— START OF Data excerpts —

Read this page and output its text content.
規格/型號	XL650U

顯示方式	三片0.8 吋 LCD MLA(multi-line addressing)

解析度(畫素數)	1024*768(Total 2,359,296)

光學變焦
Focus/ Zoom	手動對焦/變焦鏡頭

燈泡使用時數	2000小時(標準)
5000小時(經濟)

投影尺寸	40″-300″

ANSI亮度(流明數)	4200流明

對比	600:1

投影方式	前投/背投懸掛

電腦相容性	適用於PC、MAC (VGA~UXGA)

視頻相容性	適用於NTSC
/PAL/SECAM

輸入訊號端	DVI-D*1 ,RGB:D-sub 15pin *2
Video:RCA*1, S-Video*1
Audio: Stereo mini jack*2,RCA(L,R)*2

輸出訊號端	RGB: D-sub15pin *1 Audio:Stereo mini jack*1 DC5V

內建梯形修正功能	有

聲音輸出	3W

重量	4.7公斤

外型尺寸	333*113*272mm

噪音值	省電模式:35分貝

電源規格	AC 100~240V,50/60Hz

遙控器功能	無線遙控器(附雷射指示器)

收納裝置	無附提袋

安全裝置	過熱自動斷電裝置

— END OF Data excerpts —

Work to do = Each record above should be output again exactly.

Solution to the problem =
Read this page and output its text content.
規格/型號	XL650U

顯示方式	三片0.8 吋 LCD MLA(multi-line addressing)

解析度(畫素數)	1024*768(Total 2,359,296)

光學變焦
Focus/ Zoom	手動對焦/變焦鏡頭

燈泡使用時數	2000小時(標準)
5000小時(經濟)

投影尺寸	40″-300″

ANSI亮度(流明數)	4200流明

對比	600:1

投影方式	前投/背投懸掛

電腦相容性	適用於PC、MAC (VGA~UXGA)

視頻相容性	適用於NTSC
/PAL/SECAM

輸入訊號端	DVI-D*1 ,RGB:D-sub 15pin *2
Video:RCA*1, S-Video*1
Audio: Stereo mini jack*2,RCA(L,R)*2

輸出訊號端	RGB: D-sub15pin *1 Audio:Stereo mini jack*1 DC5V

內建梯形修正功能	有

聲音輸出	3W

重量	4.7公斤

外型尺寸	333*113*272mm

噪音值	省電模式:35分貝

電源規格	AC 100~240V,50/60Hz

遙控器功能	無線遙控器(附雷射指示器)

收納裝置	無附提袋

安全裝置	過熱自動斷電裝置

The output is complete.